Collected data
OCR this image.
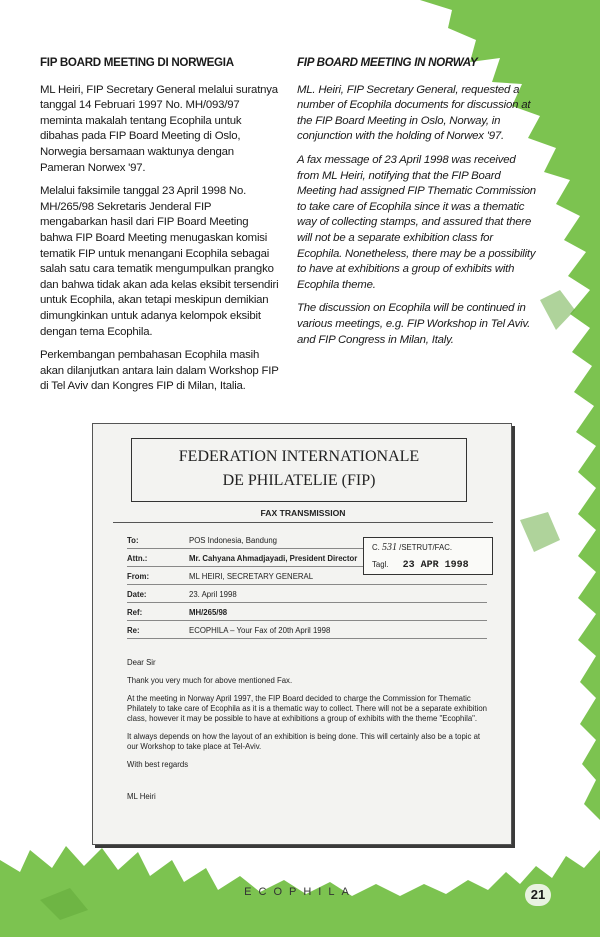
FIP BOARD MEETING DI NORWEGIA

ML Heiri, FIP Secretary General melalui suratnya tanggal 14 Februari 1997 No. MH/093/97 meminta makalah tentang Ecophila untuk dibahas pada FIP Board Meeting di Oslo, Norwegia bersamaan waktunya dengan Pameran Norwex '97.

Melalui faksimile tanggal 23 April 1998 No. MH/265/98 Sekretaris Jenderal FIP mengabarkan hasil dari FIP Board Meeting bahwa FIP Board Meeting menugaskan komisi tematik FIP untuk menangani Ecophila sebagai salah satu cara tematik mengumpulkan prangko dan bahwa tidak akan ada kelas eksibit tersendiri untuk Ecophila, akan tetapi meskipun demikian dimungkinkan untuk adanya kelompok eksibit dengan tema Ecophila.

Perkembangan pembahasan Ecophila masih akan dilanjutkan antara lain dalam Workshop FIP di Tel Aviv dan Kongres FIP di Milan, Italia.

FIP BOARD MEETING IN NORWAY

ML. Heiri, FIP Secretary General, requested a number of Ecophila documents for discussion at the FIP Board Meeting in Oslo, Norway, in conjunction with the holding of Norwex '97.

A fax message of 23 April 1998 was received from ML Heiri, notifying that the FIP Board Meeting had assigned FIP Thematic Commission to take care of Ecophila since it was a thematic way of collecting stamps, and assured that there will not be a separate exhibition class for Ecophila. Nonetheless, there may be a possibility to have at exhibitions a group of exhibits with Ecophila theme.

The discussion on Ecophila will be continued in various meetings, e.g. FIP Workshop in Tel Aviv. and FIP Congress in Milan, Italy.

FEDERATION INTERNATIONALE
DE PHILATELIE (FIP)
FAX TRANSMISSION
To:	POS Indonesia, Bandung
Attn.:	Mr. Cahyana Ahmadjayadi, President Director
From:	ML HEIRI, SECRETARY GENERAL
Date:	23. April 1998
Ref:	MH/265/98
Re:	ECOPHILA – Your Fax of 20th April 1998
C. 531 /SETRUT/FAC.
Tagl. 23 APR 1998

Dear Sir

Thank you very much for above mentioned Fax.

At the meeting in Norway April 1997, the FIP Board decided to charge the Commission for Thematic Philately to take care of Ecophila as it is a thematic way to collect. There will not be a separate exhibition class, however it may be possible to have at exhibitions a group of exhibits with the theme "Ecophila".

It always depends on how the layout of an exhibition is being done. This will certainly also be a topic at our Workshop to take place at Tel-Aviv.

With best regards

ML Heiri

ECOPHILA	21
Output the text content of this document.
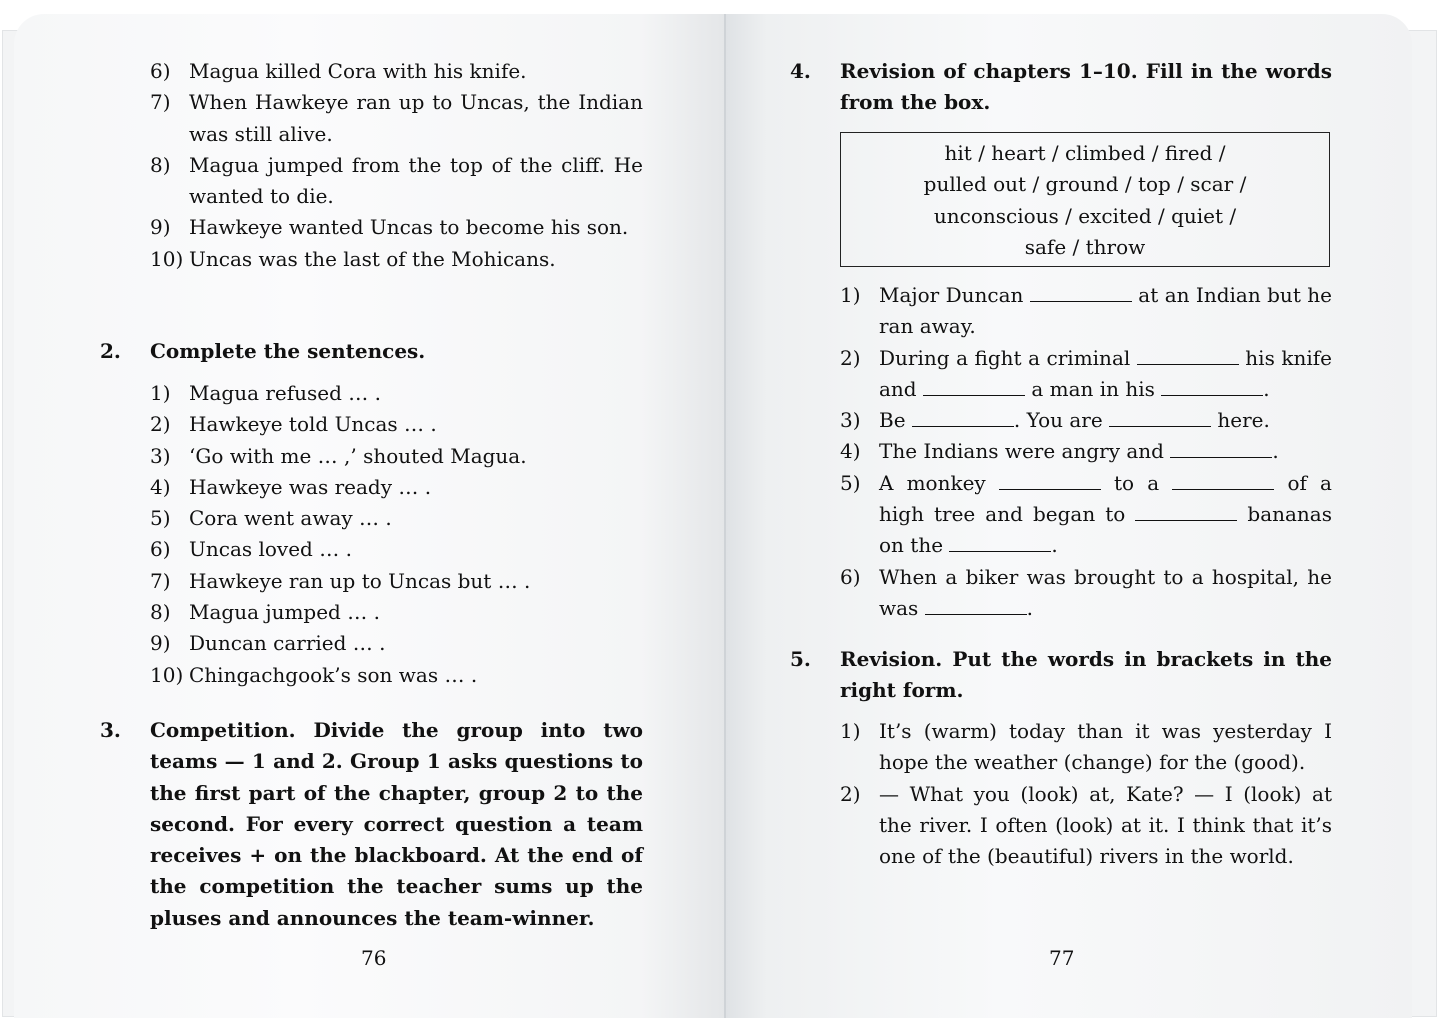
6) Magua killed Cora with his knife.
7) When Hawkeye ran up to Uncas, the Indian was still alive.
8) Magua jumped from the top of the cliff. He wanted to die.
9) Hawkeye wanted Uncas to become his son.
10) Uncas was the last of the Mohicans.
2.	Complete the sentences.
1) Magua refused … .
2) Hawkeye told Uncas … .
3) ‘Go with me … ,’ shouted Magua.
4) Hawkeye was ready … .
5) Cora went away … .
6) Uncas loved … .
7) Hawkeye ran up to Uncas but … .
8) Magua jumped … .
9) Duncan carried … .
10) Chingachgook’s son was … .
3.	Competition. Divide the group into two teams — 1 and 2. Group 1 asks questions to the first part of the chapter, group 2 to the second. For every correct question a team receives + on the blackboard. At the end of the competition the teacher sums up the pluses and announces the team-winner.
76
4.	Revision of chapters 1–10. Fill in the words from the box.
hit / heart / climbed / fired /
pulled out / ground / top / scar /
unconscious / excited / quiet /
safe / throw
1) Major Duncan	at an Indian but he ran away.
2) During a fight a criminal	his knife and	a man in his	.
3) Be	. You are	here.
4) The Indians were angry and	.
5) A monkey	to a	of a high tree and began to	bananas on the	.
6) When a biker was brought to a hospital, he was	.
5.	Revision. Put the words in brackets in the right form.
1) It’s (warm) today than it was yesterday I hope the weather (change) for the (good).
2) — What you (look) at, Kate? — I (look) at the river. I often (look) at it. I think that it’s one of the (beautiful) rivers in the world.
77
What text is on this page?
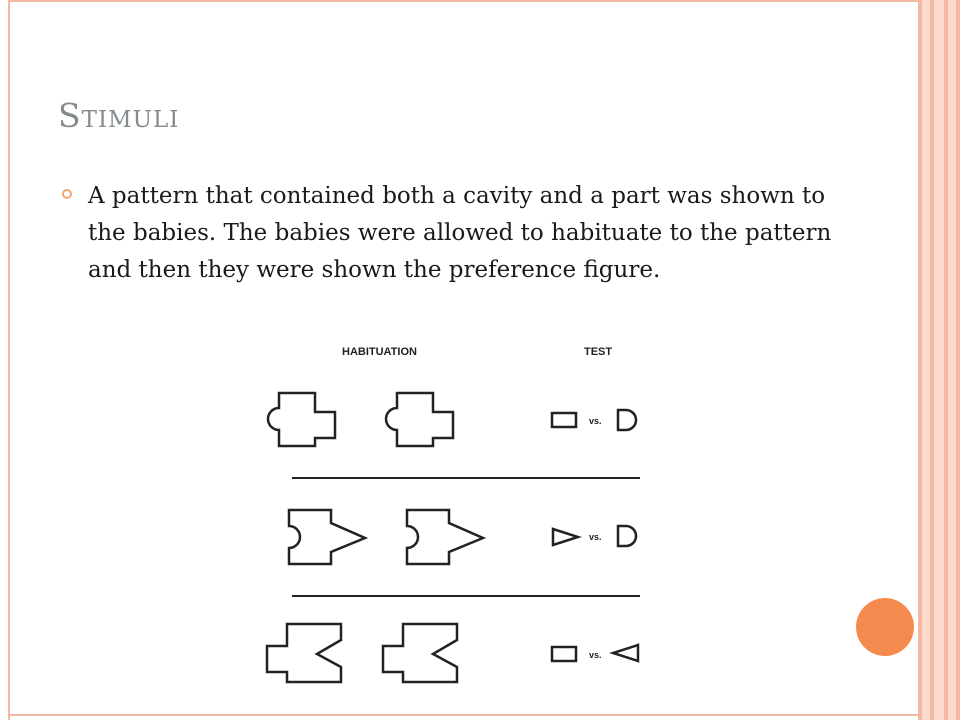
Stimuli

A pattern that contained both a cavity and a part was shown to the babies. The babies were allowed to habituate to the pattern and then they were shown the preference figure.

HABITUATION	TEST
vs.
vs.
vs.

Task to complete: Return a copy of every line that includes the word "Revision".

Response:
4.	Revision of chapters 1–10. Fill in the words from the box.
5.	Revision. Put the words in brackets in the right form.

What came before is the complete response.